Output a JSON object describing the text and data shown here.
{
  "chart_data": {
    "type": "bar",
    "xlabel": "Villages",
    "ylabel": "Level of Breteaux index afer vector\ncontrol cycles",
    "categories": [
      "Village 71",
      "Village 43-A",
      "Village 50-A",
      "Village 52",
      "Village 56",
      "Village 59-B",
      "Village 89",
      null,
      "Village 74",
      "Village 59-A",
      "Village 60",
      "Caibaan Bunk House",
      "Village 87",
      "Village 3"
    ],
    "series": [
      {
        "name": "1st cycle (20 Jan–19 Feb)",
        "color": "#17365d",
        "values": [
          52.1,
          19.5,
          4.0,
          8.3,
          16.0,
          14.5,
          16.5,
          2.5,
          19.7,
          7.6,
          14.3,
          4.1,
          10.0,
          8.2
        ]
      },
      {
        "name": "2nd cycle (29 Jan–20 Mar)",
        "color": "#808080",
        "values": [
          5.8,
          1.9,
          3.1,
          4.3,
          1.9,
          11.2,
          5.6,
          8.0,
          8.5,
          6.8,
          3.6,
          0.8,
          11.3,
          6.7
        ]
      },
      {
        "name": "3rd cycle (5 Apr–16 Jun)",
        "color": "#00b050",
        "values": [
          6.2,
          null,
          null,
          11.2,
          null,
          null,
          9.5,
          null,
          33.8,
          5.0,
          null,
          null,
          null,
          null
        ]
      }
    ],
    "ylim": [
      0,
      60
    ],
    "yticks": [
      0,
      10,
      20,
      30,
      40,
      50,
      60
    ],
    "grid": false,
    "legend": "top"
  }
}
⁂
* _Set exercise_: Give back the whole listing exactly as it reads.

* _Expected answer_:
Output a JSON object describing the text and data shown here.
{
  "chart_data": {
    "type": "bar",
    "xlabel": "Villages",
    "ylabel": "Level of Breteaux index afer vector\ncontrol cycles",
    "categories": [
      "Village 71",
      "Village 43-A",
      "Village 50-A",
      "Village 52",
      "Village 56",
      "Village 59-B",
      "Village 89",
      null,
      "Village 74",
      "Village 59-A",
      "Village 60",
      "Caibaan Bunk House",
      "Village 87",
      "Village 3"
    ],
    "series": [
      {
        "name": "1st cycle (20 Jan–19 Feb)",
        "color": "#17365d",
        "values": [
          52.1,
          19.5,
          4.0,
          8.3,
          16.0,
          14.5,
          16.5,
          2.5,
          19.7,
          7.6,
          14.3,
          4.1,
          10.0,
          8.2
        ]
      },
      {
        "name": "2nd cycle (29 Jan–20 Mar)",
        "color": "#808080",
        "values": [
          5.8,
          1.9,
          3.1,
          4.3,
          1.9,
          11.2,
          5.6,
          8.0,
          8.5,
          6.8,
          3.6,
          0.8,
          11.3,
          6.7
        ]
      },
      {
        "name": "3rd cycle (5 Apr–16 Jun)",
        "color": "#00b050",
        "values": [
          6.2,
          null,
          null,
          11.2,
          null,
          null,
          9.5,
          null,
          33.8,
          5.0,
          null,
          null,
          null,
          null
        ]
      }
    ],
    "ylim": [
      0,
      60
    ],
    "yticks": [
      0,
      10,
      20,
      30,
      40,
      50,
      60
    ],
    "grid": false,
    "legend": "top"
  }
}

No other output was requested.